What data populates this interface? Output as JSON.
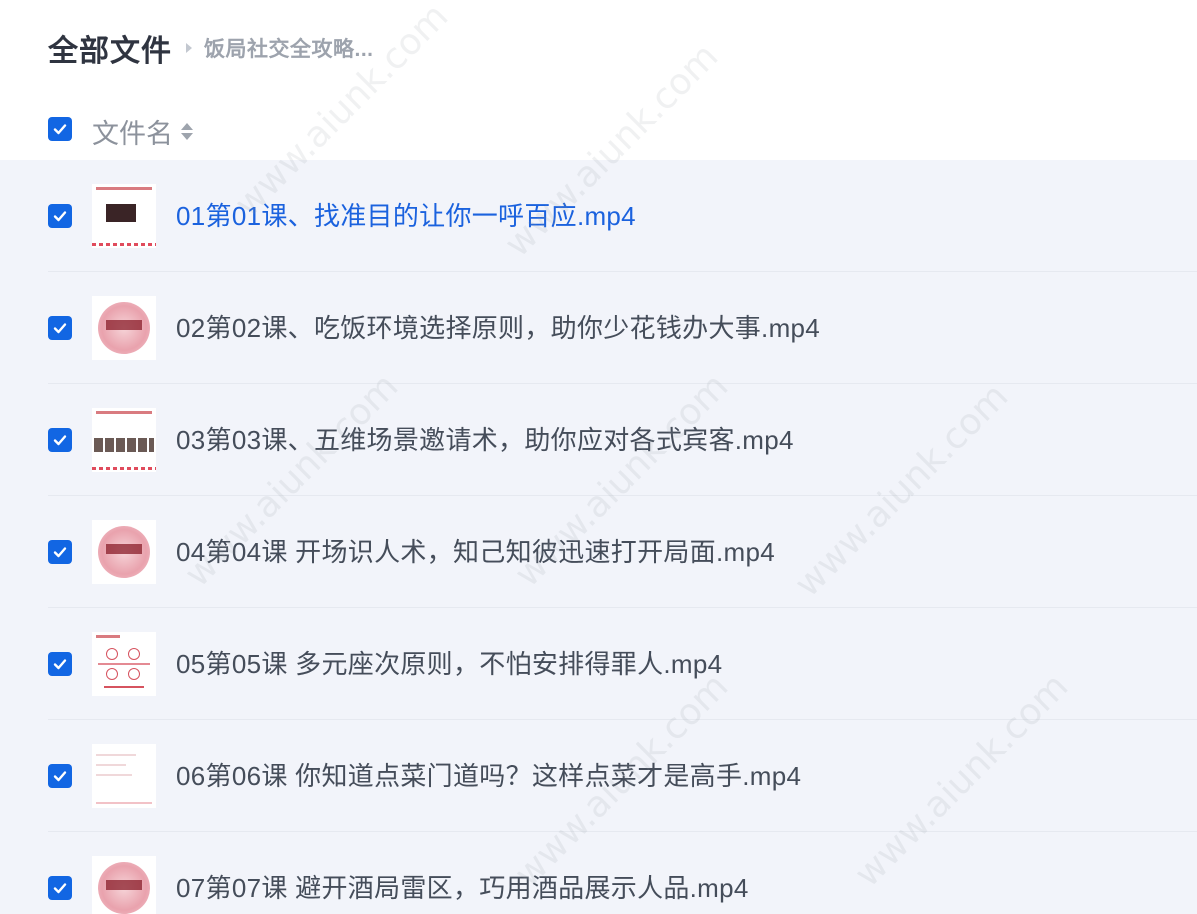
{
  "breadcrumb": {
    "root": "全部文件",
    "current": "饭局社交全攻略..."
  },
  "header": {
    "select_all_checked": true,
    "column_name": "文件名",
    "sort_icon": "sort-updown-icon"
  },
  "files": [
    {
      "name": "01第01课、找准目的让你一呼百应.mp4",
      "checked": true,
      "active": true,
      "thumb": "slide-dark-photo"
    },
    {
      "name": "02第02课、吃饭环境选择原则，助你少花钱办大事.mp4",
      "checked": true,
      "active": false,
      "thumb": "slide-pink-circle"
    },
    {
      "name": "03第03课、五维场景邀请术，助你应对各式宾客.mp4",
      "checked": true,
      "active": false,
      "thumb": "slide-photos"
    },
    {
      "name": "04第04课 开场识人术，知己知彼迅速打开局面.mp4",
      "checked": true,
      "active": false,
      "thumb": "slide-pink-circle"
    },
    {
      "name": "05第05课 多元座次原则，不怕安排得罪人.mp4",
      "checked": true,
      "active": false,
      "thumb": "slide-diagram"
    },
    {
      "name": "06第06课 你知道点菜门道吗？这样点菜才是高手.mp4",
      "checked": true,
      "active": false,
      "thumb": "slide-blank"
    },
    {
      "name": "07第07课 避开酒局雷区，巧用酒品展示人品.mp4",
      "checked": true,
      "active": false,
      "thumb": "slide-pink-circle"
    }
  ],
  "watermark": "www.aiunk.com",
  "colors": {
    "checkbox": "#1266e3",
    "active_link": "#1b62de",
    "list_bg": "#f2f4fa"
  }
}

■ ■ ■ ■ ■ ■ ■

**AIM OF THE TASK**
Keep the pictures out of your copy, and repeat every entry above exactly.

**CORRECT ANSWER**
What data populates this interface? Output as JSON.
{
  "breadcrumb": {
    "root": "全部文件",
    "current": "饭局社交全攻略..."
  },
  "header": {
    "select_all_checked": true,
    "column_name": "文件名",
    "sort_icon": "sort-updown-icon"
  },
  "files": [
    {
      "name": "01第01课、找准目的让你一呼百应.mp4",
      "checked": true,
      "active": true,
      "thumb": "slide-dark-photo"
    },
    {
      "name": "02第02课、吃饭环境选择原则，助你少花钱办大事.mp4",
      "checked": true,
      "active": false,
      "thumb": "slide-pink-circle"
    },
    {
      "name": "03第03课、五维场景邀请术，助你应对各式宾客.mp4",
      "checked": true,
      "active": false,
      "thumb": "slide-photos"
    },
    {
      "name": "04第04课 开场识人术，知己知彼迅速打开局面.mp4",
      "checked": true,
      "active": false,
      "thumb": "slide-pink-circle"
    },
    {
      "name": "05第05课 多元座次原则，不怕安排得罪人.mp4",
      "checked": true,
      "active": false,
      "thumb": "slide-diagram"
    },
    {
      "name": "06第06课 你知道点菜门道吗？这样点菜才是高手.mp4",
      "checked": true,
      "active": false,
      "thumb": "slide-blank"
    },
    {
      "name": "07第07课 避开酒局雷区，巧用酒品展示人品.mp4",
      "checked": true,
      "active": false,
      "thumb": "slide-pink-circle"
    }
  ],
  "watermark": "www.aiunk.com",
  "colors": {
    "checkbox": "#1266e3",
    "active_link": "#1b62de",
    "list_bg": "#f2f4fa"
  }
}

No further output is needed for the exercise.